━━━ Stored records
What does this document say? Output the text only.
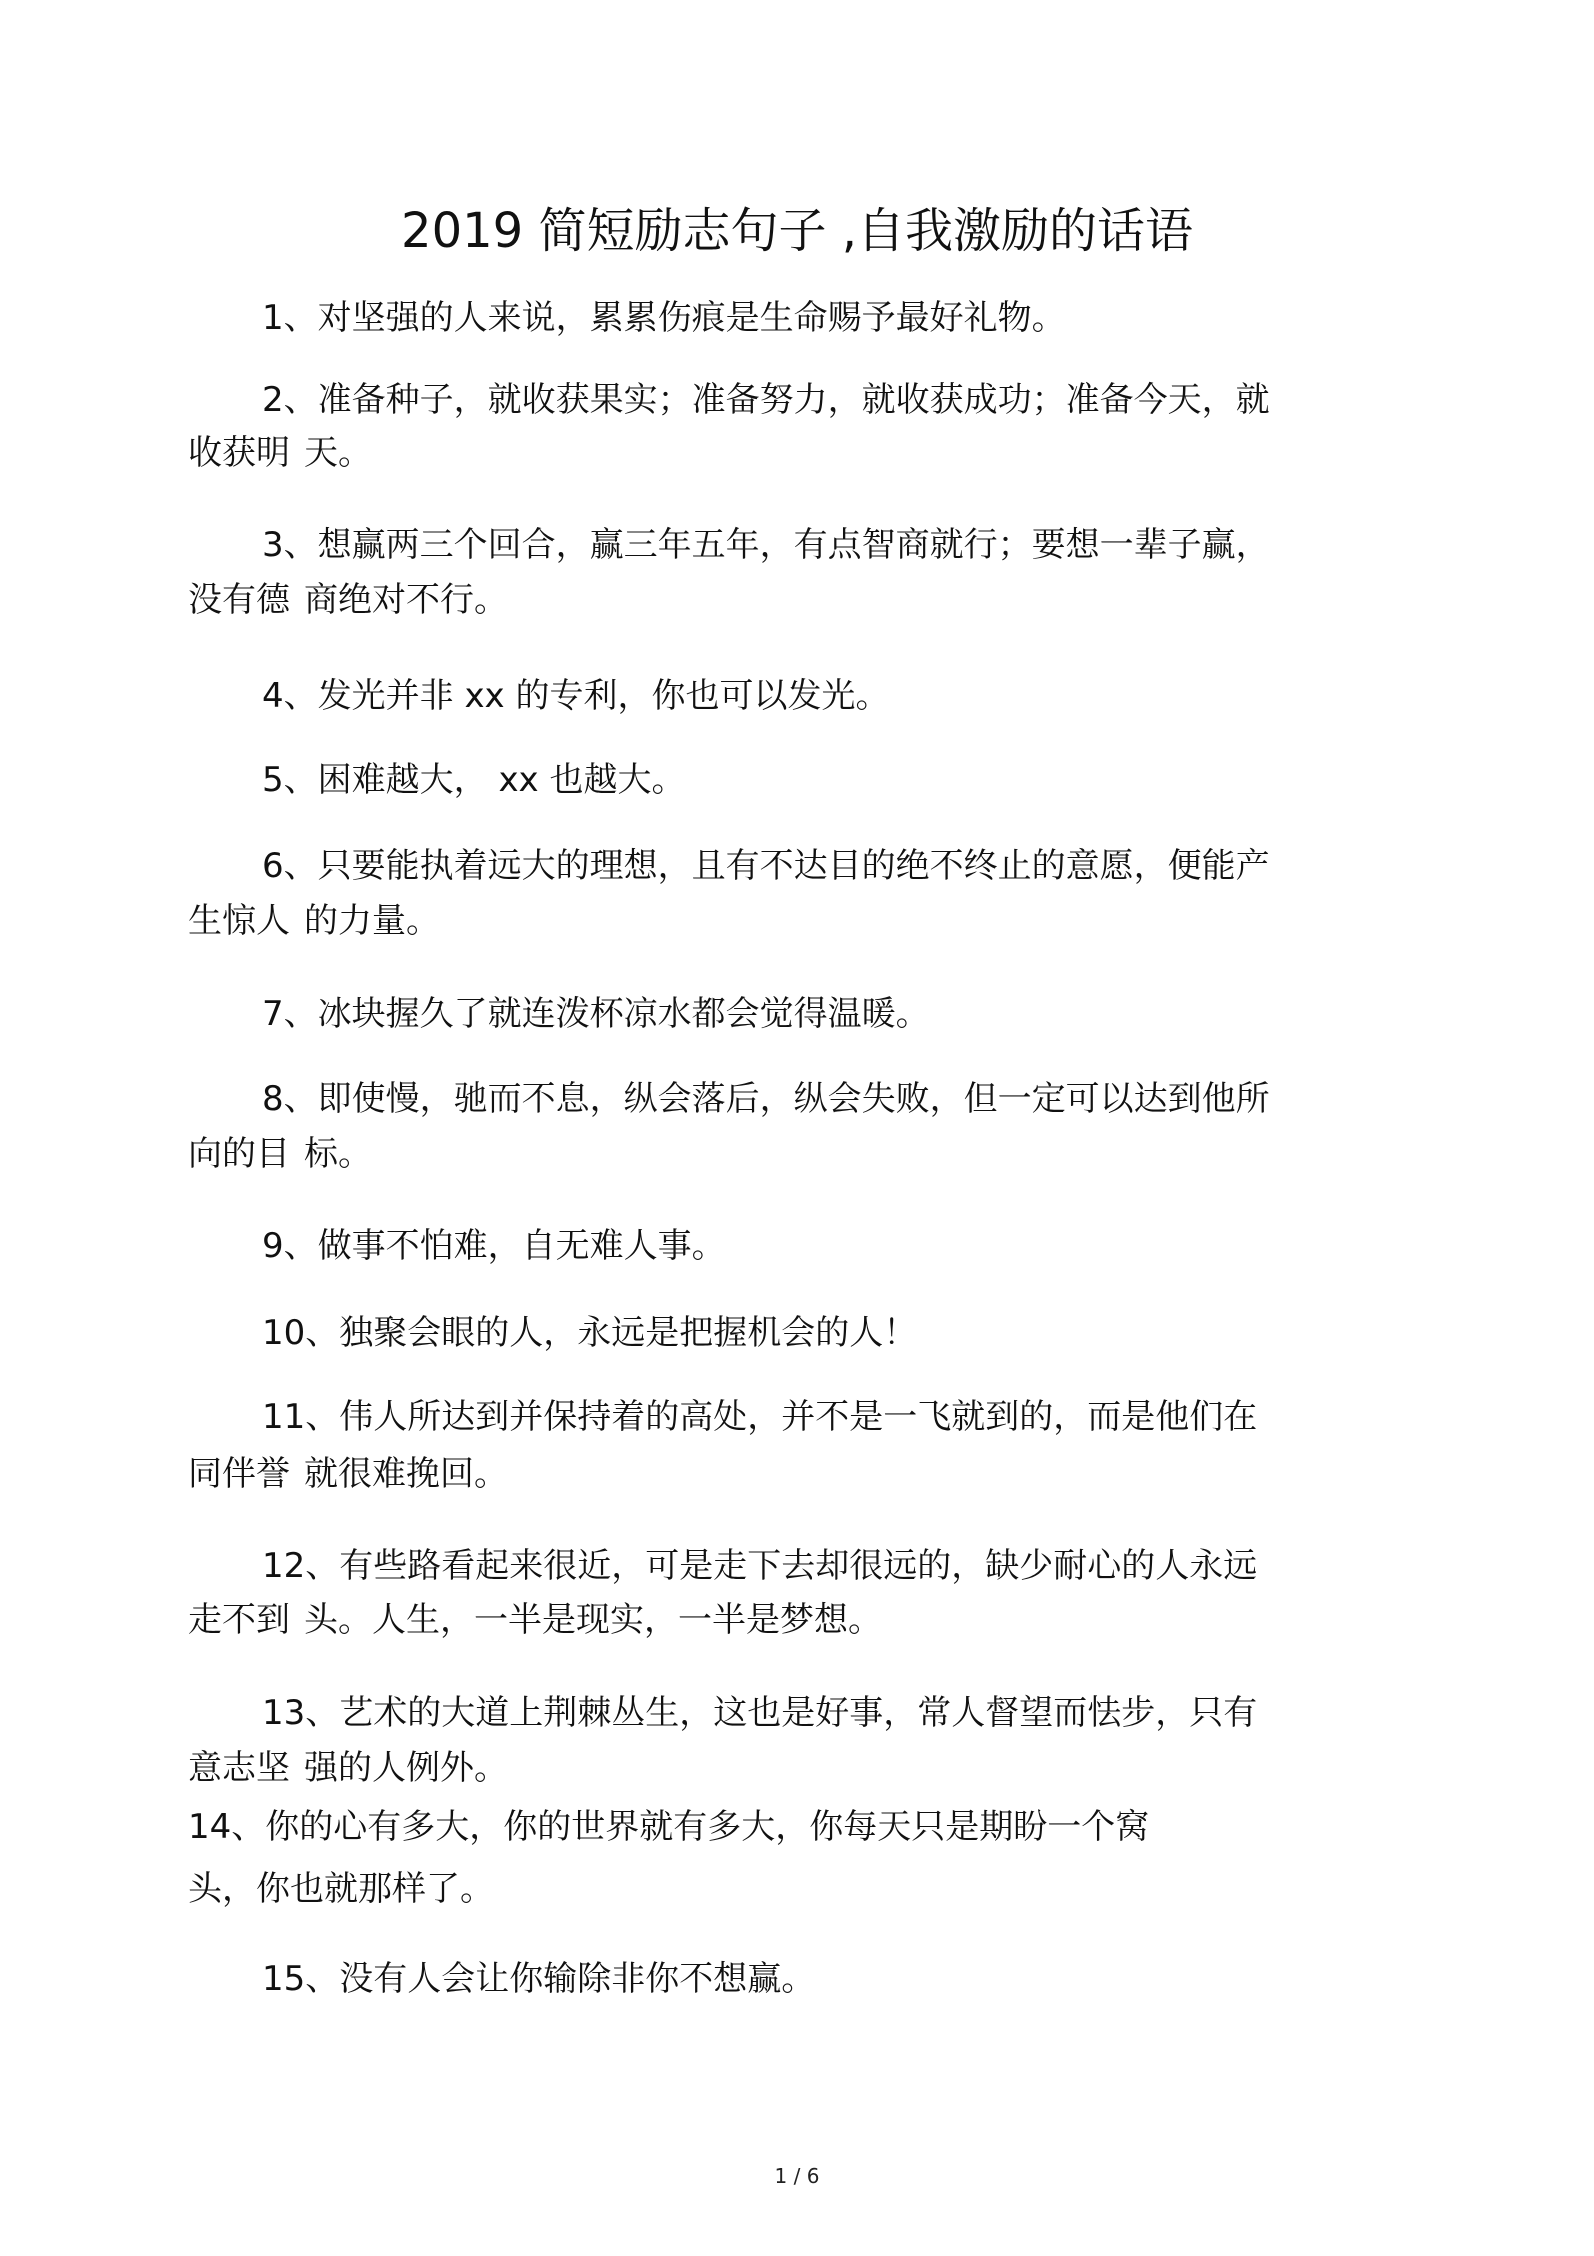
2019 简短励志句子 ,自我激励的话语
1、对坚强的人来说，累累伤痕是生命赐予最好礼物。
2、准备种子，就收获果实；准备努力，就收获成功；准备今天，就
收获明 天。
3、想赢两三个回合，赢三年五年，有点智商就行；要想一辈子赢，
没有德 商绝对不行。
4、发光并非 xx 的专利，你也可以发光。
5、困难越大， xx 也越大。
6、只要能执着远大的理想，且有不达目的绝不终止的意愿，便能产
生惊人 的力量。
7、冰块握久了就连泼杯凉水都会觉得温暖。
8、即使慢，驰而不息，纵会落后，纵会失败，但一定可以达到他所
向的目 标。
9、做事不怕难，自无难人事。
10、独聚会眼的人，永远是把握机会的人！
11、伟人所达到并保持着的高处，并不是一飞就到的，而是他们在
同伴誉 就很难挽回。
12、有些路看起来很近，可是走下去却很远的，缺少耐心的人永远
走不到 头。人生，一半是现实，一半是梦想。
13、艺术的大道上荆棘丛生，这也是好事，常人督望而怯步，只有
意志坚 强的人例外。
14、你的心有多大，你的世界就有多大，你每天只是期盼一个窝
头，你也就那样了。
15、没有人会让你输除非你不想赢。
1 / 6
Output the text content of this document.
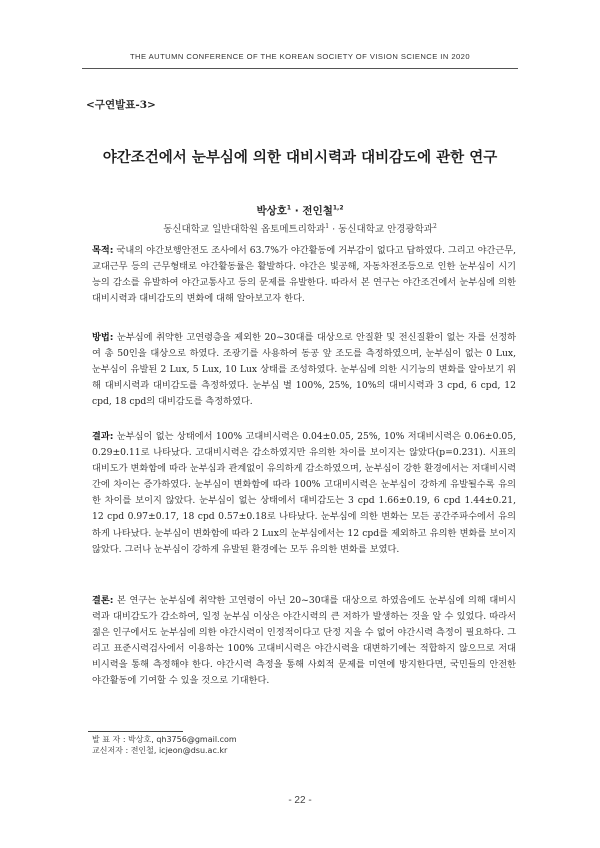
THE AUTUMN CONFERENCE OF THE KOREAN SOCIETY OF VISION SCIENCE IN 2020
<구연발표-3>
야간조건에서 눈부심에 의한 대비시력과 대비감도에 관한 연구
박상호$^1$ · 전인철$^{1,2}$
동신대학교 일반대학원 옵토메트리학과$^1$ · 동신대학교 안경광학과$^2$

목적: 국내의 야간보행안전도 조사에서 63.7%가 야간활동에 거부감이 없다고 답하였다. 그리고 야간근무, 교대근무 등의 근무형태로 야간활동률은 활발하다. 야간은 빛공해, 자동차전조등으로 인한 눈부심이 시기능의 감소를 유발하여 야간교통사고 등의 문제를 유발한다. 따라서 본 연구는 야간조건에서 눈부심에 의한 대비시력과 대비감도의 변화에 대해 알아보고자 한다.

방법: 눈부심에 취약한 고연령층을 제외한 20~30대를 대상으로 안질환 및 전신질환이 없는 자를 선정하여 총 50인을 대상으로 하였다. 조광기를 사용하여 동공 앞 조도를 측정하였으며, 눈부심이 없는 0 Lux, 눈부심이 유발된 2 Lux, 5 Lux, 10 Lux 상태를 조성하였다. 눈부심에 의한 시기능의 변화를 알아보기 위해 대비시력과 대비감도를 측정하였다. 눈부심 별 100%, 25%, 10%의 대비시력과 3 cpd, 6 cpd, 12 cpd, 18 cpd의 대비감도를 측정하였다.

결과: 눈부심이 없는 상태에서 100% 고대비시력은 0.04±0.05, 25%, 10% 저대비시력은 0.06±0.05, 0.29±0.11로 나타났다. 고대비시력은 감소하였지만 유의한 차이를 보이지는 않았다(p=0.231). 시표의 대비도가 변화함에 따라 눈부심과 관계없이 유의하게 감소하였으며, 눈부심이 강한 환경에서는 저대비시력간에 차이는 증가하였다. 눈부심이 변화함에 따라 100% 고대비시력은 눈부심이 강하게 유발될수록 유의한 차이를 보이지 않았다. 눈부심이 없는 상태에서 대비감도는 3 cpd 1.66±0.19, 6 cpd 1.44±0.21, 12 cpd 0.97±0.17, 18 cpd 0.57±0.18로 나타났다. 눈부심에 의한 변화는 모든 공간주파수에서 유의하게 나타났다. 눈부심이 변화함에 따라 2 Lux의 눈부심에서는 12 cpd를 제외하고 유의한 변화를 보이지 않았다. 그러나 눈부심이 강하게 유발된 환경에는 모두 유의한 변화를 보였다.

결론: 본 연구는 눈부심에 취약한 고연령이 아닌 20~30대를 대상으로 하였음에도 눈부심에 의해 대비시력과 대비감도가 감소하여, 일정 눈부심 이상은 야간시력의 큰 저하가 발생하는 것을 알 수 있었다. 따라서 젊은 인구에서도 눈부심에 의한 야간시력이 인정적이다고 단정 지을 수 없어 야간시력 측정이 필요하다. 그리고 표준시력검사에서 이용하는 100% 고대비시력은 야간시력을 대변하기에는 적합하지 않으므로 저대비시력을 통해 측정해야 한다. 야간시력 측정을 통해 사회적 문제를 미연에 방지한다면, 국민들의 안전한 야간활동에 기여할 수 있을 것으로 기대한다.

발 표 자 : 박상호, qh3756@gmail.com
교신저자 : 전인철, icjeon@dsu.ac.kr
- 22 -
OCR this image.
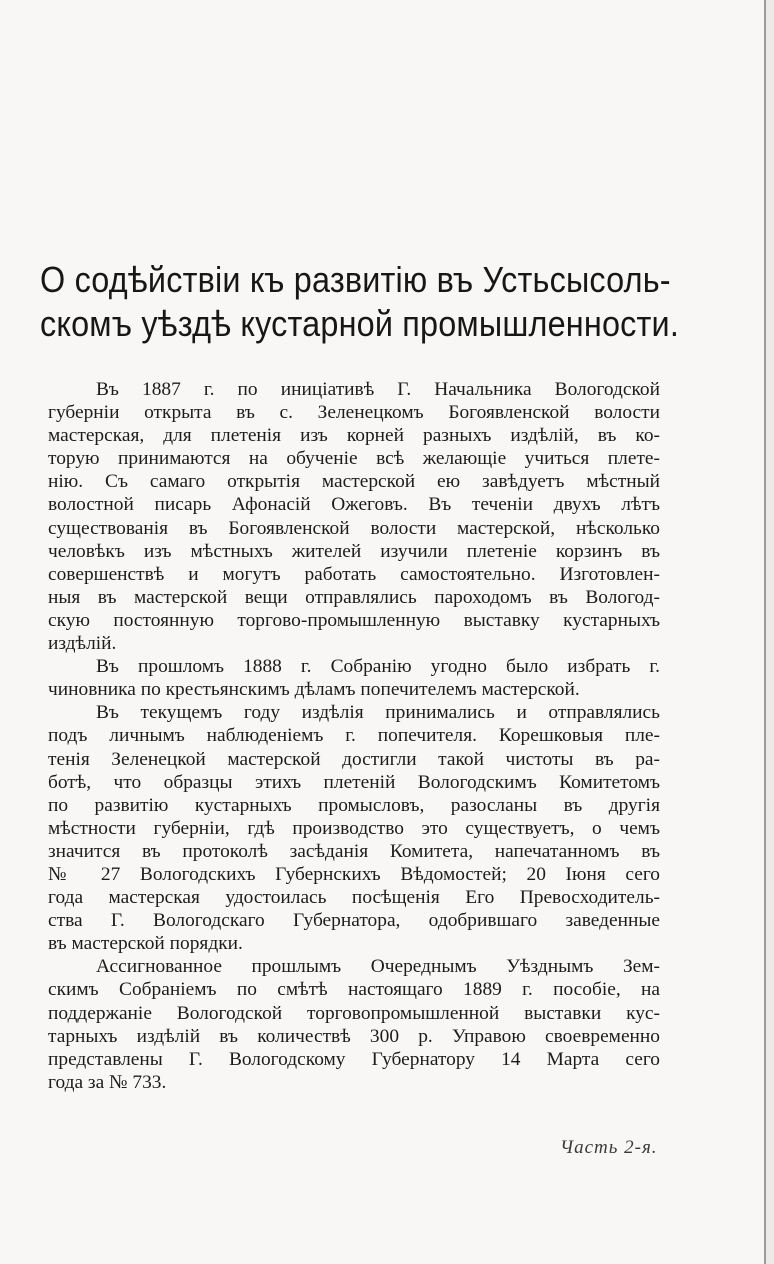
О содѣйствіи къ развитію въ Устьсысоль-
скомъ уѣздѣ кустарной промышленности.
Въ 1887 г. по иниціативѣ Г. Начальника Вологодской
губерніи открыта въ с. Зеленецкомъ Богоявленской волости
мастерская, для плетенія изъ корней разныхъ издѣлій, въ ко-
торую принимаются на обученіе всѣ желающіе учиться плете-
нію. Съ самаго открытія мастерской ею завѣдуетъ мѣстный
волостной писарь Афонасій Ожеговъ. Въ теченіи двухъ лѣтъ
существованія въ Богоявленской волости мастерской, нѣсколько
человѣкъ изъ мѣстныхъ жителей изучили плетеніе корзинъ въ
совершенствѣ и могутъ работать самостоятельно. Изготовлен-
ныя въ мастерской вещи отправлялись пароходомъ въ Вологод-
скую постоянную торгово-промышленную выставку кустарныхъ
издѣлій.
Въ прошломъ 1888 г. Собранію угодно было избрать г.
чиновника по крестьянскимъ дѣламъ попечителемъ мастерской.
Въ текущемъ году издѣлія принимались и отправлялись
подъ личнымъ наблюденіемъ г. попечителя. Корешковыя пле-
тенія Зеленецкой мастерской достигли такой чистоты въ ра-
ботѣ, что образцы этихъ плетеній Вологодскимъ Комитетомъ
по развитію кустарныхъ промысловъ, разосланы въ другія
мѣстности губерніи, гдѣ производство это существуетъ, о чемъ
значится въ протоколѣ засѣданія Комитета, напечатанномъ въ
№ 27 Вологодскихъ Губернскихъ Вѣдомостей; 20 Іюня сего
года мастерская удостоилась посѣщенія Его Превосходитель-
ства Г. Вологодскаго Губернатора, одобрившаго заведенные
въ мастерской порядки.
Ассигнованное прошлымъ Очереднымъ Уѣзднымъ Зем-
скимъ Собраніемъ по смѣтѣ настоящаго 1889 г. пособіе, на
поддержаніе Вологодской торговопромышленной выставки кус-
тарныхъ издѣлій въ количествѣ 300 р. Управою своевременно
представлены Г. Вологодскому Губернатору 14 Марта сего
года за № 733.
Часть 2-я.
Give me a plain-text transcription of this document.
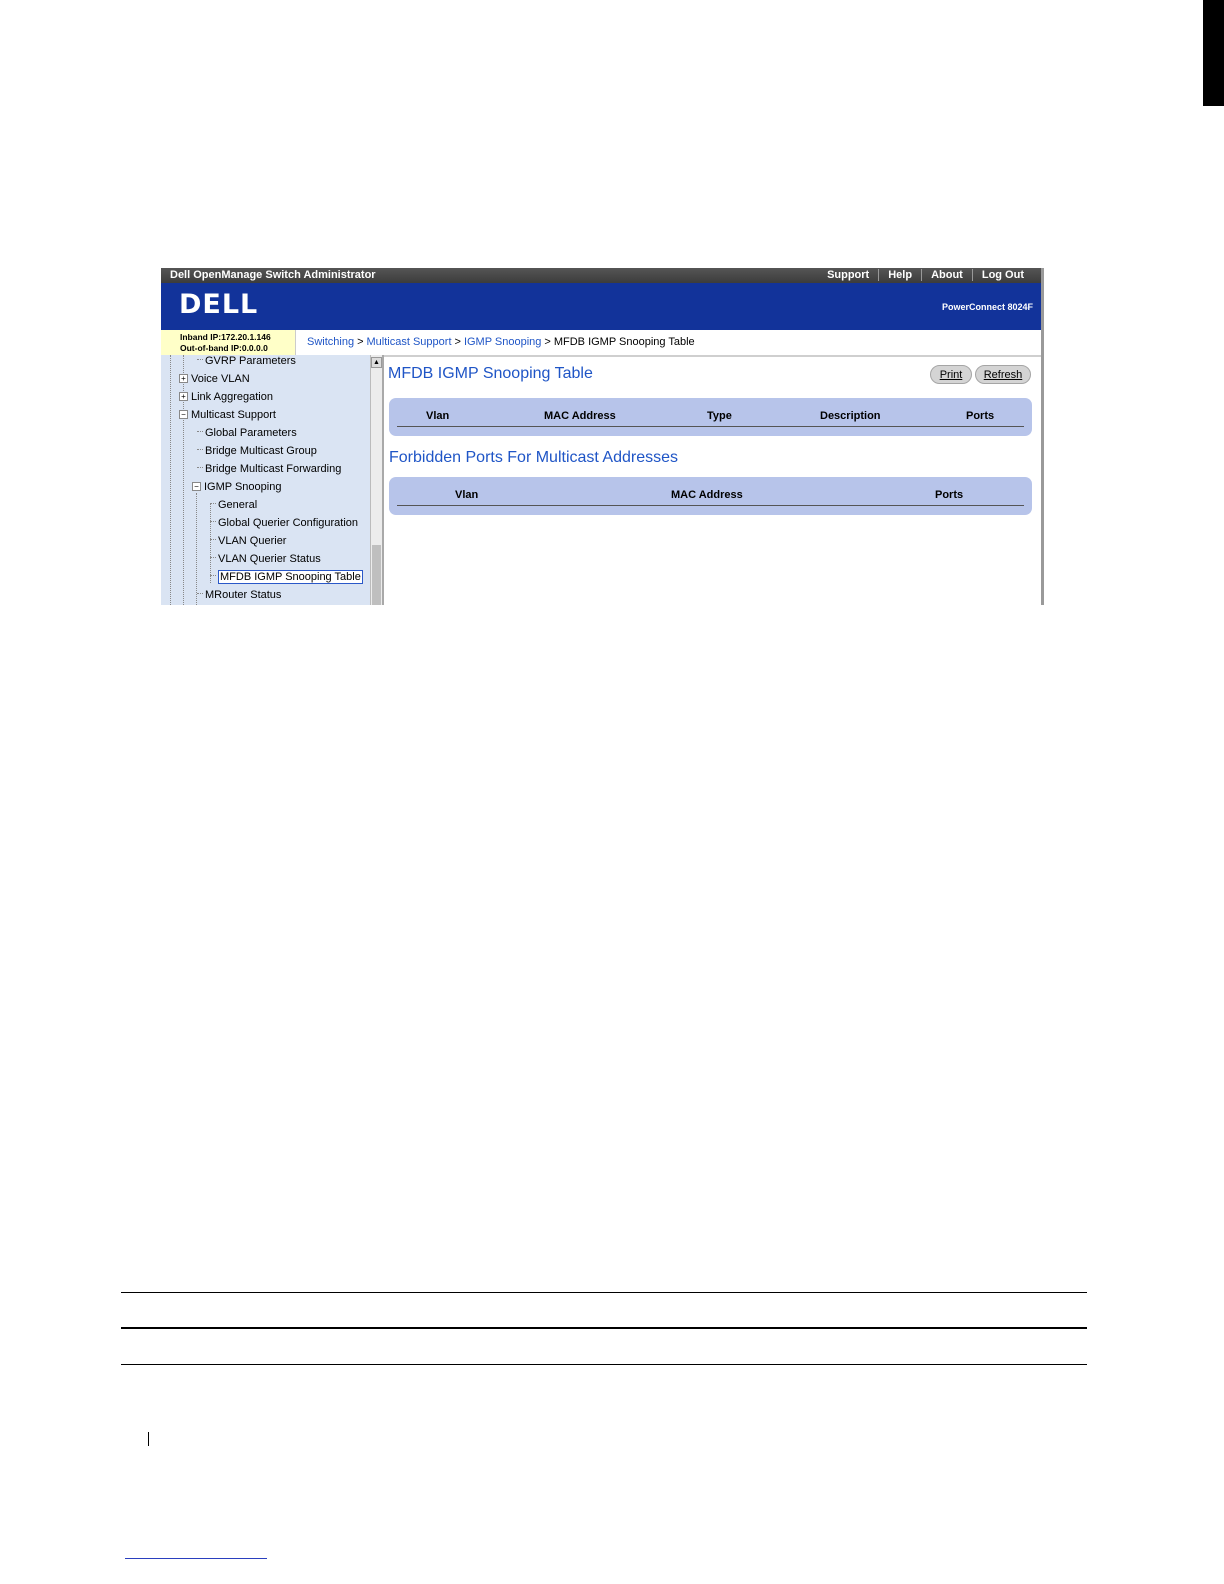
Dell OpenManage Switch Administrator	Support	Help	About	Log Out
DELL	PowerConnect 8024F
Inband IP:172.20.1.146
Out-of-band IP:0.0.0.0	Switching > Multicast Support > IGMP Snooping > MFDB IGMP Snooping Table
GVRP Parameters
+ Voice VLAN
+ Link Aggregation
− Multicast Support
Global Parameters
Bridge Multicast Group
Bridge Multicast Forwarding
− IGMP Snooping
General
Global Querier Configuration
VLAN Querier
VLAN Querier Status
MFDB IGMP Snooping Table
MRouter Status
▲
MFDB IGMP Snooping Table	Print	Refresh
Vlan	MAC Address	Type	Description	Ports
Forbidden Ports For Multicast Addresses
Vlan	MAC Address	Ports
━━━━━━
Work required:
Go through the records and show every line with the string "눈부심이" in it.

Correct response:
목적: 국내의 야간보행안전도 조사에서 63.7%가 야간활동에 거부감이 없다고 답하였다. 그리고 야간근무, 교대근무 등의 근무형태로 야간활동률은 활발하다. 야간은 빛공해, 자동차전조등으로 인한 눈부심이 시기능의 감소를 유발하여 야간교통사고 등의 문제를 유발한다. 따라서 본 연구는 야간조건에서 눈부심에 의한 대비시력과 대비감도의 변화에 대해 알아보고자 한다.
방법: 눈부심에 취약한 고연령층을 제외한 20~30대를 대상으로 안질환 및 전신질환이 없는 자를 선정하여 총 50인을 대상으로 하였다. 조광기를 사용하여 동공 앞 조도를 측정하였으며, 눈부심이 없는 0 Lux, 눈부심이 유발된 2 Lux, 5 Lux, 10 Lux 상태를 조성하였다. 눈부심에 의한 시기능의 변화를 알아보기 위해 대비시력과 대비감도를 측정하였다. 눈부심 별 100%, 25%, 10%의 대비시력과 3 cpd, 6 cpd, 12 cpd, 18 cpd의 대비감도를 측정하였다.
결과: 눈부심이 없는 상태에서 100% 고대비시력은 0.04±0.05, 25%, 10% 저대비시력은 0.06±0.05, 0.29±0.11로 나타났다. 고대비시력은 감소하였지만 유의한 차이를 보이지는 않았다(p=0.231). 시표의 대비도가 변화함에 따라 눈부심과 관계없이 유의하게 감소하였으며, 눈부심이 강한 환경에서는 저대비시력간에 차이는 증가하였다. 눈부심이 변화함에 따라 100% 고대비시력은 눈부심이 강하게 유발될수록 유의한 차이를 보이지 않았다. 눈부심이 없는 상태에서 대비감도는 3 cpd 1.66±0.19, 6 cpd 1.44±0.21, 12 cpd 0.97±0.17, 18 cpd 0.57±0.18로 나타났다. 눈부심에 의한 변화는 모든 공간주파수에서 유의하게 나타났다. 눈부심이 변화함에 따라 2 Lux의 눈부심에서는 12 cpd를 제외하고 유의한 변화를 보이지 않았다. 그러나 눈부심이 강하게 유발된 환경에는 모두 유의한 변화를 보였다.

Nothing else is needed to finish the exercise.